> [Given exercise]:
Please copy the records from the start up to and including the line with "y-tick-label: 0 xyxy=(28,479,36,498)", switching "x-tick-label" to "x-axis-tick" and changing nothing else.

> [Recorded information]:
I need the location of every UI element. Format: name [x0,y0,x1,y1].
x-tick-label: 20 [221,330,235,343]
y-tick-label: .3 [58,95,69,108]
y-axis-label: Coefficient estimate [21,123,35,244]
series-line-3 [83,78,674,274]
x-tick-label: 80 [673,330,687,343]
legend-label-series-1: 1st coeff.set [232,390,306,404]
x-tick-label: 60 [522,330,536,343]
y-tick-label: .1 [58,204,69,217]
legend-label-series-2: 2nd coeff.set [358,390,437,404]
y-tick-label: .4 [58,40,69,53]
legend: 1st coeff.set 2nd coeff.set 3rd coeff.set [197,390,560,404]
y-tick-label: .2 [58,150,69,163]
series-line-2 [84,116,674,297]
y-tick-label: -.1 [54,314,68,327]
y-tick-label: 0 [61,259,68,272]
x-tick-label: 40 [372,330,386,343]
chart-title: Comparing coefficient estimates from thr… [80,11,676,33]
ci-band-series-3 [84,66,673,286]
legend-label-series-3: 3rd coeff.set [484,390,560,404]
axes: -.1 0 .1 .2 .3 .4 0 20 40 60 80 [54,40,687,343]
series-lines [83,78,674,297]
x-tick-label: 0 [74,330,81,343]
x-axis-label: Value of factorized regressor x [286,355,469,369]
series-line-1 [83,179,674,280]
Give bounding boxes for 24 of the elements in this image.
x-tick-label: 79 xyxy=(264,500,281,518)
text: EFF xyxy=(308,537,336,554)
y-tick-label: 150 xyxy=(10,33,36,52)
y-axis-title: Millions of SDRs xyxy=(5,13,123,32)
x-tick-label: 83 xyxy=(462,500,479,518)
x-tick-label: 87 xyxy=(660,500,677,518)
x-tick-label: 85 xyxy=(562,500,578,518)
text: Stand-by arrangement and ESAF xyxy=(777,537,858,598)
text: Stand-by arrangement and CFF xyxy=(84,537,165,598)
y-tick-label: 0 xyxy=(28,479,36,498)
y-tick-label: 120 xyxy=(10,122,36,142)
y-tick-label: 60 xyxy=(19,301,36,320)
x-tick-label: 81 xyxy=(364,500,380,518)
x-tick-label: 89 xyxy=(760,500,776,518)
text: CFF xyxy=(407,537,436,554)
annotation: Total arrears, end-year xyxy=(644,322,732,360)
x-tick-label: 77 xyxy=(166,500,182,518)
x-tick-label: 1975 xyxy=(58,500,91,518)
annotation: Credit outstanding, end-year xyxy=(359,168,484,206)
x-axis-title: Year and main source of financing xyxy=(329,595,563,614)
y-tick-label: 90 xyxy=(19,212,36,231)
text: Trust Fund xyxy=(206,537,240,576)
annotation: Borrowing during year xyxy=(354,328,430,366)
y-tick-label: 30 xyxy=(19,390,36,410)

> [Correct result]:
I need the location of every UI element. Format: name [x0,y0,x1,y1].
x-axis-tick: 20 [221,330,235,343]
y-tick-label: .3 [58,95,69,108]
y-axis-label: Coefficient estimate [21,123,35,244]
series-line-3 [83,78,674,274]
x-axis-tick: 80 [673,330,687,343]
legend-label-series-1: 1st coeff.set [232,390,306,404]
x-axis-tick: 60 [522,330,536,343]
y-tick-label: .1 [58,204,69,217]
legend-label-series-2: 2nd coeff.set [358,390,437,404]
y-tick-label: .4 [58,40,69,53]
legend: 1st coeff.set 2nd coeff.set 3rd coeff.set [197,390,560,404]
y-tick-label: .2 [58,150,69,163]
series-line-2 [84,116,674,297]
y-tick-label: -.1 [54,314,68,327]
y-tick-label: 0 [61,259,68,272]
x-axis-tick: 40 [372,330,386,343]
chart-title: Comparing coefficient estimates from thr… [80,11,676,33]
ci-band-series-3 [84,66,673,286]
legend-label-series-3: 3rd coeff.set [484,390,560,404]
axes: -.1 0 .1 .2 .3 .4 0 20 40 60 80 [54,40,687,343]
series-lines [83,78,674,297]
x-axis-tick: 0 [74,330,81,343]
x-axis-label: Value of factorized regressor x [286,355,469,369]
series-line-1 [83,179,674,280]
Give bounding boxes for 24 of the elements in this image.
x-axis-tick: 79 xyxy=(264,500,281,518)
text: EFF xyxy=(308,537,336,554)
y-tick-label: 150 xyxy=(10,33,36,52)
y-axis-title: Millions of SDRs xyxy=(5,13,123,32)
x-axis-tick: 83 xyxy=(462,500,479,518)
x-axis-tick: 87 xyxy=(660,500,677,518)
x-axis-tick: 85 xyxy=(562,500,578,518)
text: Stand-by arrangement and ESAF xyxy=(777,537,858,598)
text: Stand-by arrangement and CFF xyxy=(84,537,165,598)
y-tick-label: 0 xyxy=(28,479,36,498)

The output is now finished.